Data listing:

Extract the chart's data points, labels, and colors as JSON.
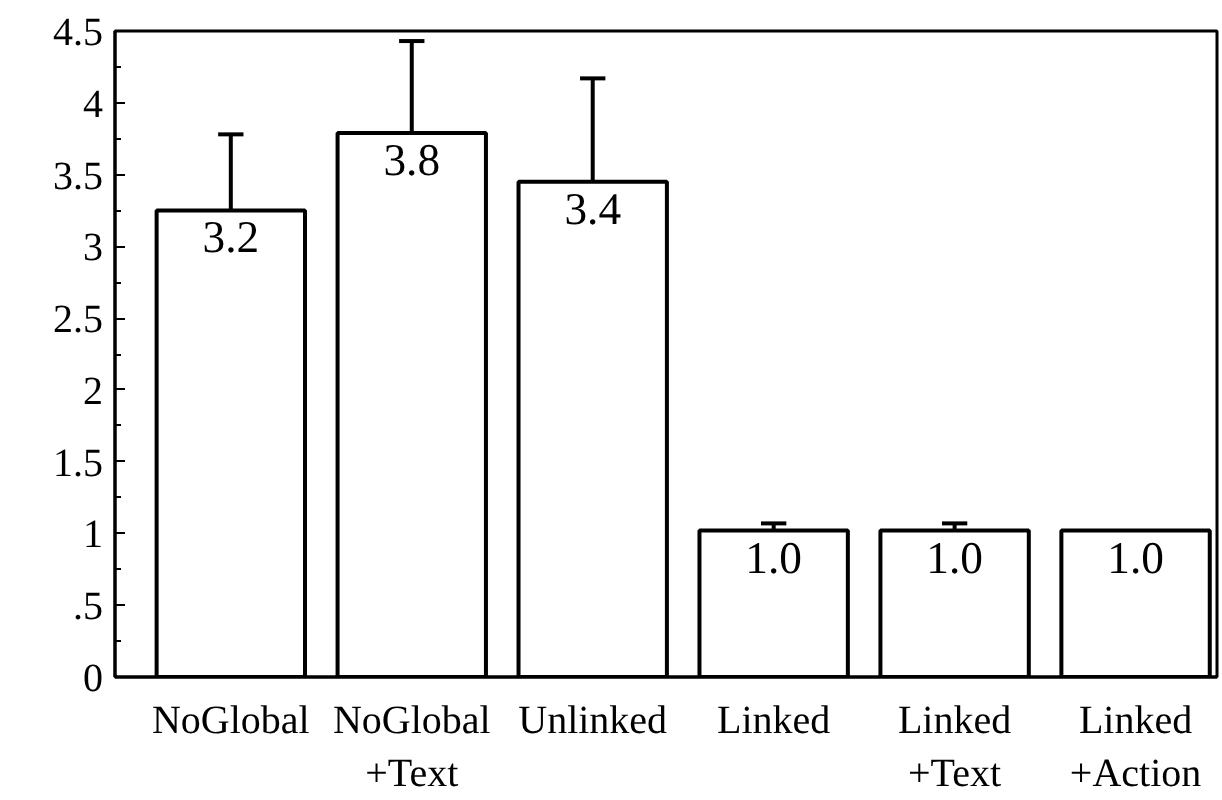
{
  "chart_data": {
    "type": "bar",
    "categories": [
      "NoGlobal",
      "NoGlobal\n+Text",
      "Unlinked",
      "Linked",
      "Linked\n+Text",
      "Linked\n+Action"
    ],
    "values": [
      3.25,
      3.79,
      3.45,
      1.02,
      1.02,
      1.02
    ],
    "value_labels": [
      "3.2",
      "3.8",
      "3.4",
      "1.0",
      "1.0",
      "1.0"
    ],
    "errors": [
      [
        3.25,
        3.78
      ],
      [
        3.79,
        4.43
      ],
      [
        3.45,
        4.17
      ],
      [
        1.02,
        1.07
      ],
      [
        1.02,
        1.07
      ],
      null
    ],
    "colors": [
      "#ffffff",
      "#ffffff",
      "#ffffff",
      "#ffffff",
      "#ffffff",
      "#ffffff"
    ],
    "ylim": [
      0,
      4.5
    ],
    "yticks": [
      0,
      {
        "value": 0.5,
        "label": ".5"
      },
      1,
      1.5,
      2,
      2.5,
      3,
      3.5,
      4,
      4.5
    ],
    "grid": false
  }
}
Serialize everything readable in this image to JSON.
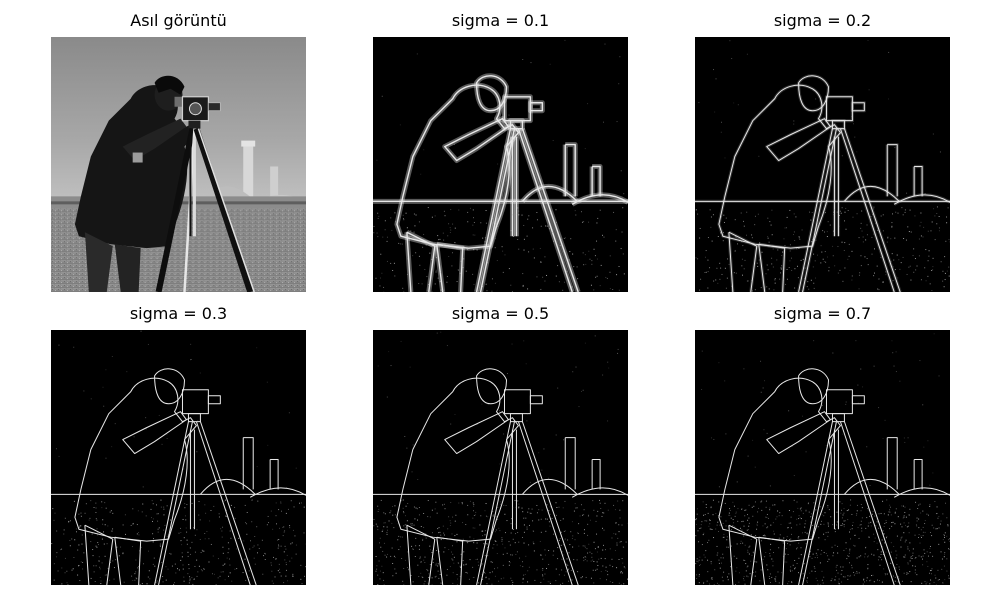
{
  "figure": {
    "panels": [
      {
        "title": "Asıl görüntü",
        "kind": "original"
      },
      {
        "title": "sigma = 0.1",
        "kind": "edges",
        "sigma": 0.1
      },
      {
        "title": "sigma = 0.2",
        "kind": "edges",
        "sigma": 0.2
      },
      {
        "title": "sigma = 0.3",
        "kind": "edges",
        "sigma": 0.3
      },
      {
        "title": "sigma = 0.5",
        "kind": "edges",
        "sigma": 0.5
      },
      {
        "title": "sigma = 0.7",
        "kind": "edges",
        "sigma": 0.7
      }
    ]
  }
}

Problem:
From the line that holds "Serialize everything readable" to the last line of the records, please copy each line exactly and nothing else. Pictures stay out.

The output:
Serialize everything readable in this image to JSON.
{
  "figure": {
    "panels": [
      {
        "title": "Asıl görüntü",
        "kind": "original"
      },
      {
        "title": "sigma = 0.1",
        "kind": "edges",
        "sigma": 0.1
      },
      {
        "title": "sigma = 0.2",
        "kind": "edges",
        "sigma": 0.2
      },
      {
        "title": "sigma = 0.3",
        "kind": "edges",
        "sigma": 0.3
      },
      {
        "title": "sigma = 0.5",
        "kind": "edges",
        "sigma": 0.5
      },
      {
        "title": "sigma = 0.7",
        "kind": "edges",
        "sigma": 0.7
      }
    ]
  }
}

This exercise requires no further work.